(GIVEN TASK) Copy out the entries below in full and exactly.

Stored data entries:
———
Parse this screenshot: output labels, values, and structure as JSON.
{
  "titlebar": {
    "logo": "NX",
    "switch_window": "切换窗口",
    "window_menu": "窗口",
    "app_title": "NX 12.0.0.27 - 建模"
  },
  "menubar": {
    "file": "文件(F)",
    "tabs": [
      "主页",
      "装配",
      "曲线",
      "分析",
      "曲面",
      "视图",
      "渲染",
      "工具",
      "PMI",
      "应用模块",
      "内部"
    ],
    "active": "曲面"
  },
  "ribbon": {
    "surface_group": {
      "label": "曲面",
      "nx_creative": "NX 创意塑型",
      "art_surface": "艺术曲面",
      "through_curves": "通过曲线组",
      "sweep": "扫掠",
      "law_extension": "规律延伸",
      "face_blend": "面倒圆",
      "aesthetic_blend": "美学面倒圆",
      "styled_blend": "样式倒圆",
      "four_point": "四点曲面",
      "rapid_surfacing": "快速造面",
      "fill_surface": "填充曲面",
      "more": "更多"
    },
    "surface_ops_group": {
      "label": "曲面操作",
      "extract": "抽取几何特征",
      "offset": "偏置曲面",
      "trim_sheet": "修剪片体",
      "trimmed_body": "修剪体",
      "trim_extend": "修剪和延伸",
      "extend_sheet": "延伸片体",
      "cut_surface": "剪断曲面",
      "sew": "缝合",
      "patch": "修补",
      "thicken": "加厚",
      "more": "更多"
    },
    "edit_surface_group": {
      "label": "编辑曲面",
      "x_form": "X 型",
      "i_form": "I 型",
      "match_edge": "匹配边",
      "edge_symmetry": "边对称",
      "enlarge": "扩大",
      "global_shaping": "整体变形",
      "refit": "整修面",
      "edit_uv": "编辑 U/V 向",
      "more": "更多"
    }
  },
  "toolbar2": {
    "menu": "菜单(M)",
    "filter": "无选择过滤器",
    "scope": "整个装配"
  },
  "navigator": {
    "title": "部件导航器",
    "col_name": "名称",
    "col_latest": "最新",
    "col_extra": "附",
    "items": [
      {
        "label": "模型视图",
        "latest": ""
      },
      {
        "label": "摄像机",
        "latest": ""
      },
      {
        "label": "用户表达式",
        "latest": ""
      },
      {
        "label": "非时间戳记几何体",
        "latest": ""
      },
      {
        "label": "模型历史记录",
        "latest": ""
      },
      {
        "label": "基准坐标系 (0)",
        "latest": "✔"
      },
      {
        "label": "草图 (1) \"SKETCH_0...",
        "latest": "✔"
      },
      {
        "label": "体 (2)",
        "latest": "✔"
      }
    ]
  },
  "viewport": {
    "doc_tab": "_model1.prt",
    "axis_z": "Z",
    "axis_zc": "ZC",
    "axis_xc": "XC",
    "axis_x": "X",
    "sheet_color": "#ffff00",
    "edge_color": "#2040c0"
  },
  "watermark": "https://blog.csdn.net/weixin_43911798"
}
———
(COMPLETED TASK)
Parse this screenshot: output labels, values, and structure as JSON.
{
  "titlebar": {
    "logo": "NX",
    "switch_window": "切换窗口",
    "window_menu": "窗口",
    "app_title": "NX 12.0.0.27 - 建模"
  },
  "menubar": {
    "file": "文件(F)",
    "tabs": [
      "主页",
      "装配",
      "曲线",
      "分析",
      "曲面",
      "视图",
      "渲染",
      "工具",
      "PMI",
      "应用模块",
      "内部"
    ],
    "active": "曲面"
  },
  "ribbon": {
    "surface_group": {
      "label": "曲面",
      "nx_creative": "NX 创意塑型",
      "art_surface": "艺术曲面",
      "through_curves": "通过曲线组",
      "sweep": "扫掠",
      "law_extension": "规律延伸",
      "face_blend": "面倒圆",
      "aesthetic_blend": "美学面倒圆",
      "styled_blend": "样式倒圆",
      "four_point": "四点曲面",
      "rapid_surfacing": "快速造面",
      "fill_surface": "填充曲面",
      "more": "更多"
    },
    "surface_ops_group": {
      "label": "曲面操作",
      "extract": "抽取几何特征",
      "offset": "偏置曲面",
      "trim_sheet": "修剪片体",
      "trimmed_body": "修剪体",
      "trim_extend": "修剪和延伸",
      "extend_sheet": "延伸片体",
      "cut_surface": "剪断曲面",
      "sew": "缝合",
      "patch": "修补",
      "thicken": "加厚",
      "more": "更多"
    },
    "edit_surface_group": {
      "label": "编辑曲面",
      "x_form": "X 型",
      "i_form": "I 型",
      "match_edge": "匹配边",
      "edge_symmetry": "边对称",
      "enlarge": "扩大",
      "global_shaping": "整体变形",
      "refit": "整修面",
      "edit_uv": "编辑 U/V 向",
      "more": "更多"
    }
  },
  "toolbar2": {
    "menu": "菜单(M)",
    "filter": "无选择过滤器",
    "scope": "整个装配"
  },
  "navigator": {
    "title": "部件导航器",
    "col_name": "名称",
    "col_latest": "最新",
    "col_extra": "附",
    "items": [
      {
        "label": "模型视图",
        "latest": ""
      },
      {
        "label": "摄像机",
        "latest": ""
      },
      {
        "label": "用户表达式",
        "latest": ""
      },
      {
        "label": "非时间戳记几何体",
        "latest": ""
      },
      {
        "label": "模型历史记录",
        "latest": ""
      },
      {
        "label": "基准坐标系 (0)",
        "latest": "✔"
      },
      {
        "label": "草图 (1) \"SKETCH_0...",
        "latest": "✔"
      },
      {
        "label": "体 (2)",
        "latest": "✔"
      }
    ]
  },
  "viewport": {
    "doc_tab": "_model1.prt",
    "axis_z": "Z",
    "axis_zc": "ZC",
    "axis_xc": "XC",
    "axis_x": "X",
    "sheet_color": "#ffff00",
    "edge_color": "#2040c0"
  },
  "watermark": "https://blog.csdn.net/weixin_43911798"
}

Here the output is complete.